--- BEGIN ---

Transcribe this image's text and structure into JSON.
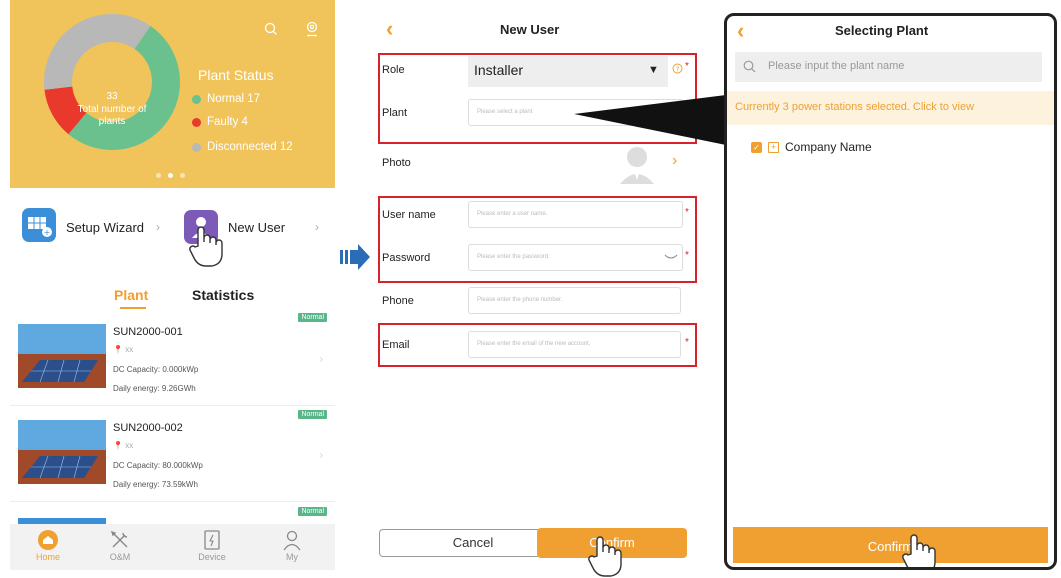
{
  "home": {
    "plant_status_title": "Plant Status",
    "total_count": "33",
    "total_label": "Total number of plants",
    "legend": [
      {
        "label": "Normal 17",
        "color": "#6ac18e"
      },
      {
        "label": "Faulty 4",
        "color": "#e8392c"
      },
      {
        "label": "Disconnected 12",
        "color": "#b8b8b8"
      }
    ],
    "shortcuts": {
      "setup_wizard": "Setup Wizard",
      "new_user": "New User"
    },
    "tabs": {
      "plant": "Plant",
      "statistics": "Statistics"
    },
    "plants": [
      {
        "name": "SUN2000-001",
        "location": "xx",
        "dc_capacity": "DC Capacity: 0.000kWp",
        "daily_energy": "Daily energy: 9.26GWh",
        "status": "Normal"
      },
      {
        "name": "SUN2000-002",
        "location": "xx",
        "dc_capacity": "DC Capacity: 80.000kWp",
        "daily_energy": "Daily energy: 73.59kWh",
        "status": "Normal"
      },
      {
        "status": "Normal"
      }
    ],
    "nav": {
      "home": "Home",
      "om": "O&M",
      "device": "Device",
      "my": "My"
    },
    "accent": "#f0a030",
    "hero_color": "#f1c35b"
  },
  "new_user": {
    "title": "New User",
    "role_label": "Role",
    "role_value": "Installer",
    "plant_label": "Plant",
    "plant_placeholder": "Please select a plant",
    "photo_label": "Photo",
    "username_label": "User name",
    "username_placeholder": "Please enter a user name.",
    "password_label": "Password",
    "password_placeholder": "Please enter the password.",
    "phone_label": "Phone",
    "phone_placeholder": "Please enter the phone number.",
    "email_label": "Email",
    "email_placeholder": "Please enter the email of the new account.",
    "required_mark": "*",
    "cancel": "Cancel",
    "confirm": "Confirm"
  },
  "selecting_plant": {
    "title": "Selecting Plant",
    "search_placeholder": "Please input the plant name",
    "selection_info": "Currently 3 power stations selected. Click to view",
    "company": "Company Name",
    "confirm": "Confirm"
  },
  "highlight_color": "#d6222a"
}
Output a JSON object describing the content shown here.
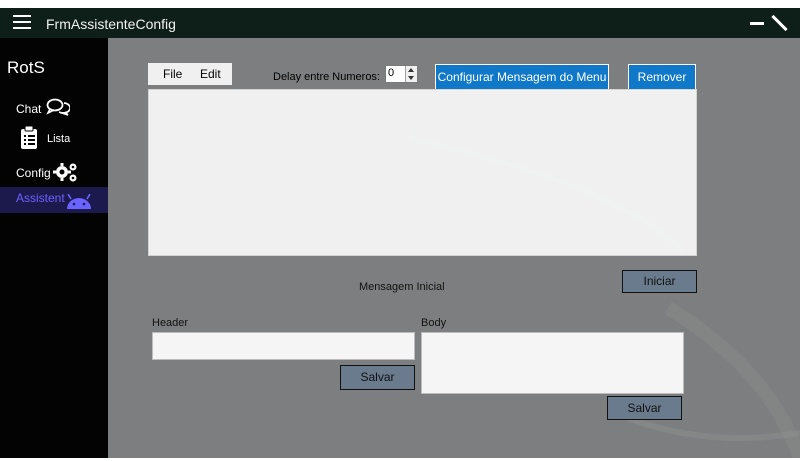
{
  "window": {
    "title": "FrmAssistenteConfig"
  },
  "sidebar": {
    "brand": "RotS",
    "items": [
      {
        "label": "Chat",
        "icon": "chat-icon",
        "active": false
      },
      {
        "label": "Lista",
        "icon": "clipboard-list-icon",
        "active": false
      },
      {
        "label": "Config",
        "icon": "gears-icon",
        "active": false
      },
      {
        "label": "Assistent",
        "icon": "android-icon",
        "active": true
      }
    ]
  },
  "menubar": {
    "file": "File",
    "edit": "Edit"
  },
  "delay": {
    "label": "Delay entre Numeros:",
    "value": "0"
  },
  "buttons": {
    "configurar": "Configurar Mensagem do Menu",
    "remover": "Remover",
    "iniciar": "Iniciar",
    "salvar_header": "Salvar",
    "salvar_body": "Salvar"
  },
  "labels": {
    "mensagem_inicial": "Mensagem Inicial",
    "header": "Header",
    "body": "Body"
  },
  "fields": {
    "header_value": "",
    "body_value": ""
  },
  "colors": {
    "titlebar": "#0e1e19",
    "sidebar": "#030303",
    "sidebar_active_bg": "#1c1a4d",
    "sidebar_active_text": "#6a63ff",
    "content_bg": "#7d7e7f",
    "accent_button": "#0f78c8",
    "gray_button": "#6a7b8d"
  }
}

--- END ---

BRIEF: Output all of the entries verbatim, leaving out any images.

RESPONSE TO THIS TASK:
Transcribe this image's text and structure into JSON.
{
  "home": {
    "plant_status_title": "Plant Status",
    "total_count": "33",
    "total_label": "Total number of plants",
    "legend": [
      {
        "label": "Normal 17",
        "color": "#6ac18e"
      },
      {
        "label": "Faulty 4",
        "color": "#e8392c"
      },
      {
        "label": "Disconnected 12",
        "color": "#b8b8b8"
      }
    ],
    "shortcuts": {
      "setup_wizard": "Setup Wizard",
      "new_user": "New User"
    },
    "tabs": {
      "plant": "Plant",
      "statistics": "Statistics"
    },
    "plants": [
      {
        "name": "SUN2000-001",
        "location": "xx",
        "dc_capacity": "DC Capacity: 0.000kWp",
        "daily_energy": "Daily energy: 9.26GWh",
        "status": "Normal"
      },
      {
        "name": "SUN2000-002",
        "location": "xx",
        "dc_capacity": "DC Capacity: 80.000kWp",
        "daily_energy": "Daily energy: 73.59kWh",
        "status": "Normal"
      },
      {
        "status": "Normal"
      }
    ],
    "nav": {
      "home": "Home",
      "om": "O&M",
      "device": "Device",
      "my": "My"
    },
    "accent": "#f0a030",
    "hero_color": "#f1c35b"
  },
  "new_user": {
    "title": "New User",
    "role_label": "Role",
    "role_value": "Installer",
    "plant_label": "Plant",
    "plant_placeholder": "Please select a plant",
    "photo_label": "Photo",
    "username_label": "User name",
    "username_placeholder": "Please enter a user name.",
    "password_label": "Password",
    "password_placeholder": "Please enter the password.",
    "phone_label": "Phone",
    "phone_placeholder": "Please enter the phone number.",
    "email_label": "Email",
    "email_placeholder": "Please enter the email of the new account.",
    "required_mark": "*",
    "cancel": "Cancel",
    "confirm": "Confirm"
  },
  "selecting_plant": {
    "title": "Selecting Plant",
    "search_placeholder": "Please input the plant name",
    "selection_info": "Currently 3 power stations selected. Click to view",
    "company": "Company Name",
    "confirm": "Confirm"
  },
  "highlight_color": "#d6222a"
}
Output a JSON object describing the content shown here.
{
  "window": {
    "title": "FrmAssistenteConfig"
  },
  "sidebar": {
    "brand": "RotS",
    "items": [
      {
        "label": "Chat",
        "icon": "chat-icon",
        "active": false
      },
      {
        "label": "Lista",
        "icon": "clipboard-list-icon",
        "active": false
      },
      {
        "label": "Config",
        "icon": "gears-icon",
        "active": false
      },
      {
        "label": "Assistent",
        "icon": "android-icon",
        "active": true
      }
    ]
  },
  "menubar": {
    "file": "File",
    "edit": "Edit"
  },
  "delay": {
    "label": "Delay entre Numeros:",
    "value": "0"
  },
  "buttons": {
    "configurar": "Configurar Mensagem do Menu",
    "remover": "Remover",
    "iniciar": "Iniciar",
    "salvar_header": "Salvar",
    "salvar_body": "Salvar"
  },
  "labels": {
    "mensagem_inicial": "Mensagem Inicial",
    "header": "Header",
    "body": "Body"
  },
  "fields": {
    "header_value": "",
    "body_value": ""
  },
  "colors": {
    "titlebar": "#0e1e19",
    "sidebar": "#030303",
    "sidebar_active_bg": "#1c1a4d",
    "sidebar_active_text": "#6a63ff",
    "content_bg": "#7d7e7f",
    "accent_button": "#0f78c8",
    "gray_button": "#6a7b8d"
  }
}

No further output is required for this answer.